__Material to process__.
[start]
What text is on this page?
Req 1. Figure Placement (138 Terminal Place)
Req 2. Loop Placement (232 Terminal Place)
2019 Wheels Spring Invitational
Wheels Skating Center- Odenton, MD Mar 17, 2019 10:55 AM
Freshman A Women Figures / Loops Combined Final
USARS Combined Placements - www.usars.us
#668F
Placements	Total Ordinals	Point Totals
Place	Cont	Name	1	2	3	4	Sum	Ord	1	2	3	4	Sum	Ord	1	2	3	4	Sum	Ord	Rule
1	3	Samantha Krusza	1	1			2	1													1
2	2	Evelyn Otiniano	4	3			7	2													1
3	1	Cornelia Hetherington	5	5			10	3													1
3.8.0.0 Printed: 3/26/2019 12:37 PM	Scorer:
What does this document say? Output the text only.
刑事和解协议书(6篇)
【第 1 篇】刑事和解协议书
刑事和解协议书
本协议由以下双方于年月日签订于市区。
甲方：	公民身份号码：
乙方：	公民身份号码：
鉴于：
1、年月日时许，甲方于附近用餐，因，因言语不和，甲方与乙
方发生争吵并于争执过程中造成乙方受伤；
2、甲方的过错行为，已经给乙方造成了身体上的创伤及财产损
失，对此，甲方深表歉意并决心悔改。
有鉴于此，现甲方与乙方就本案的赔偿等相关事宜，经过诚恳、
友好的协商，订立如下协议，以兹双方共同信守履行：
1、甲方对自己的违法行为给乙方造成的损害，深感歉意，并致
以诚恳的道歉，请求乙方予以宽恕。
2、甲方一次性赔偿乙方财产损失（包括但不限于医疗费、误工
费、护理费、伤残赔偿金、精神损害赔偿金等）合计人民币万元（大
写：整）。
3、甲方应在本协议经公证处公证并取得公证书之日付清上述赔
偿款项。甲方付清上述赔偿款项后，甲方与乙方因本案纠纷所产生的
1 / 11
[end]
__Prompt__. From the listing above, reproduce all the lines exactly.

__Final result__.
What text is on this page?
Req 1. Figure Placement (138 Terminal Place)
Req 2. Loop Placement (232 Terminal Place)
2019 Wheels Spring Invitational
Wheels Skating Center- Odenton, MD Mar 17, 2019 10:55 AM
Freshman A Women Figures / Loops Combined Final
USARS Combined Placements - www.usars.us
#668F
Placements	Total Ordinals	Point Totals
Place	Cont	Name	1	2	3	4	Sum	Ord	1	2	3	4	Sum	Ord	1	2	3	4	Sum	Ord	Rule
1	3	Samantha Krusza	1	1			2	1													1
2	2	Evelyn Otiniano	4	3			7	2													1
3	1	Cornelia Hetherington	5	5			10	3													1
3.8.0.0 Printed: 3/26/2019 12:37 PM	Scorer:
What does this document say? Output the text only.
刑事和解协议书(6篇)
【第 1 篇】刑事和解协议书
刑事和解协议书
本协议由以下双方于年月日签订于市区。
甲方：	公民身份号码：
乙方：	公民身份号码：
鉴于：
1、年月日时许，甲方于附近用餐，因，因言语不和，甲方与乙
方发生争吵并于争执过程中造成乙方受伤；
2、甲方的过错行为，已经给乙方造成了身体上的创伤及财产损
失，对此，甲方深表歉意并决心悔改。
有鉴于此，现甲方与乙方就本案的赔偿等相关事宜，经过诚恳、
友好的协商，订立如下协议，以兹双方共同信守履行：
1、甲方对自己的违法行为给乙方造成的损害，深感歉意，并致
以诚恳的道歉，请求乙方予以宽恕。
2、甲方一次性赔偿乙方财产损失（包括但不限于医疗费、误工
费、护理费、伤残赔偿金、精神损害赔偿金等）合计人民币万元（大
写：整）。
3、甲方应在本协议经公证处公证并取得公证书之日付清上述赔
偿款项。甲方付清上述赔偿款项后，甲方与乙方因本案纠纷所产生的
1 / 11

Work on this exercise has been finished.